Given instruction: Every line containing the word "Best" needs to be found and copied.
[BEGIN Records to use]
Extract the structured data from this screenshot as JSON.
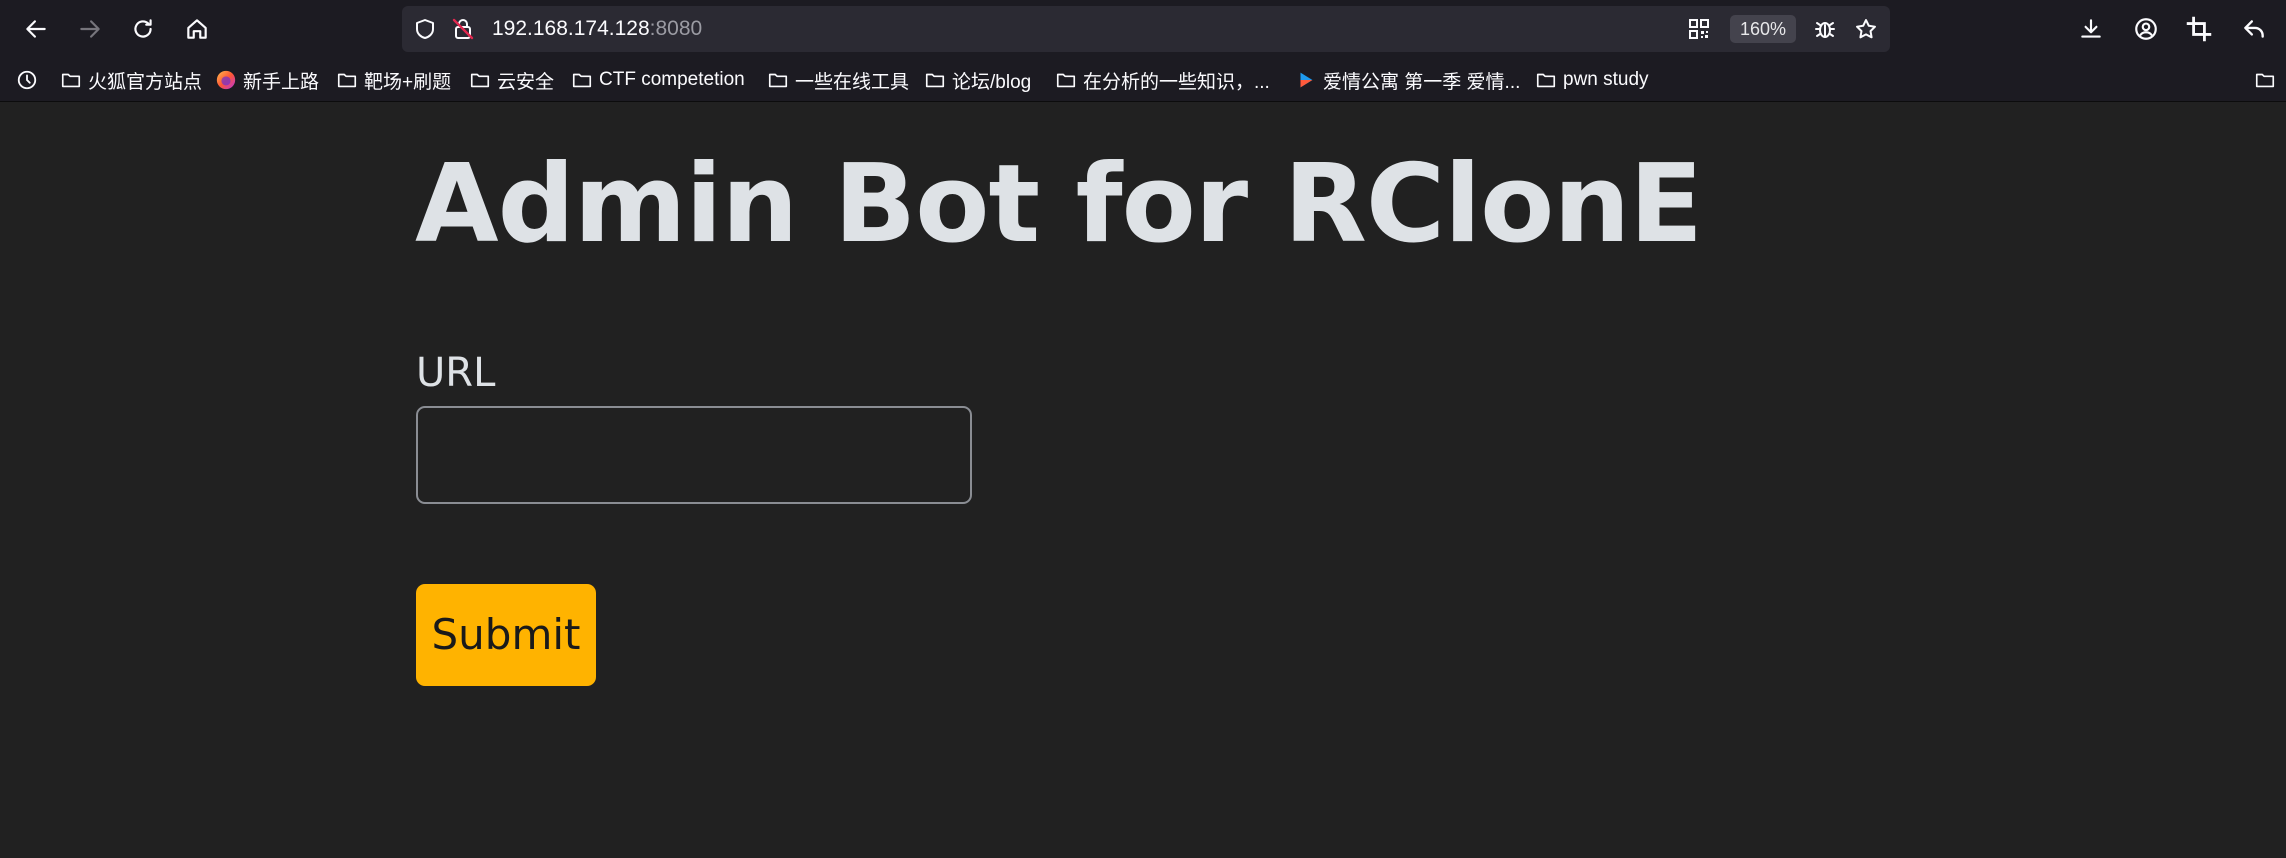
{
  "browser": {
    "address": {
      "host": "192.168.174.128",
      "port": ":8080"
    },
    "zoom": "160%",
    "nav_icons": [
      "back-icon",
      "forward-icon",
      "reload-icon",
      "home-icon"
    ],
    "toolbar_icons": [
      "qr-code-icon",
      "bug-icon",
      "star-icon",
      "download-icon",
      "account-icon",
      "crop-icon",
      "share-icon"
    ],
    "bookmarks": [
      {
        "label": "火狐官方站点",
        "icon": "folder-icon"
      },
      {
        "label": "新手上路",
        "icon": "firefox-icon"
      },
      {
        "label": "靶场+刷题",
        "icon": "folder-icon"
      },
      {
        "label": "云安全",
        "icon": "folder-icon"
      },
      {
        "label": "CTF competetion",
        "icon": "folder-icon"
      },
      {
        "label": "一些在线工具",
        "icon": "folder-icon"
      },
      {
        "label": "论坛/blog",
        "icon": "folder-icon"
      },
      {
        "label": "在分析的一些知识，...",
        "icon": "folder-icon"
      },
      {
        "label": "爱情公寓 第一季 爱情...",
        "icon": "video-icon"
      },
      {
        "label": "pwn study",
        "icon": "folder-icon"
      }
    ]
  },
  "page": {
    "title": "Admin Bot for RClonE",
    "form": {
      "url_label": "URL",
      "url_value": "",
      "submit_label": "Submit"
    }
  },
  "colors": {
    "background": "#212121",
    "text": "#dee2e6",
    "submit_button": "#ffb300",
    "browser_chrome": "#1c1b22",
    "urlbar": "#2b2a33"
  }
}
[END Records to use]
[BEGIN Records to use]
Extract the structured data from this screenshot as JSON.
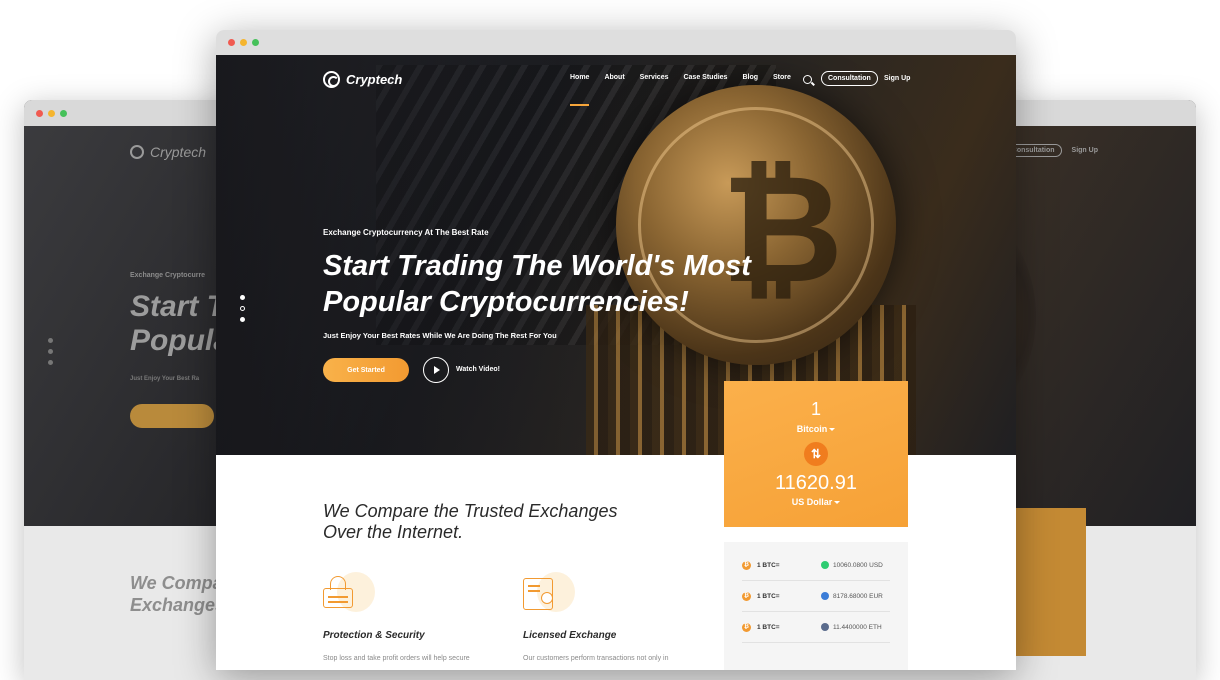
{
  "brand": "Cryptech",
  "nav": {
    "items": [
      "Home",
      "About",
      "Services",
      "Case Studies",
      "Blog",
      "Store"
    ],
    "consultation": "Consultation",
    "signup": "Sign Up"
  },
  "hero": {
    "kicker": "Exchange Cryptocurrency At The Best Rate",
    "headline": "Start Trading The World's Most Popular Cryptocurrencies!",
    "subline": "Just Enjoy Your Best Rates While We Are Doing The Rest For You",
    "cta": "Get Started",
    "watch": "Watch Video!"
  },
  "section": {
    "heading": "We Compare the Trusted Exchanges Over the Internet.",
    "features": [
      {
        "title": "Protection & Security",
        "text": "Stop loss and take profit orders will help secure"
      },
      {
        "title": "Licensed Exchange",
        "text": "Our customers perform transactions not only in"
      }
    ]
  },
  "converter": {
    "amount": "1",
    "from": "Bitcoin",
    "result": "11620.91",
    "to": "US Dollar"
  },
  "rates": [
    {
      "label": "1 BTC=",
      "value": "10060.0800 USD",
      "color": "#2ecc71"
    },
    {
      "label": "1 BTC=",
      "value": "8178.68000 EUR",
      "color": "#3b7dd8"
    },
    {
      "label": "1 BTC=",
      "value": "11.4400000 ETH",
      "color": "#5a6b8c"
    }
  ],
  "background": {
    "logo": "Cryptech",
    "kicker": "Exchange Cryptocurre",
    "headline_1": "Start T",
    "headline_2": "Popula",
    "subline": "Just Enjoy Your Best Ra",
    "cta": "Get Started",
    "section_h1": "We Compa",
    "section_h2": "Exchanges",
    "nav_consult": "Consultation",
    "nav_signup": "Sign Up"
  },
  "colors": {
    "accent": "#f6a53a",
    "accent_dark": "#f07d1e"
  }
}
[END Records to use]
Finished task:
    "kicker": "Exchange Cryptocurrency At The Best Rate",
    "subline": "Just Enjoy Your Best Rates While We Are Doing The Rest For You",
    "subline": "Just Enjoy Your Best Ra",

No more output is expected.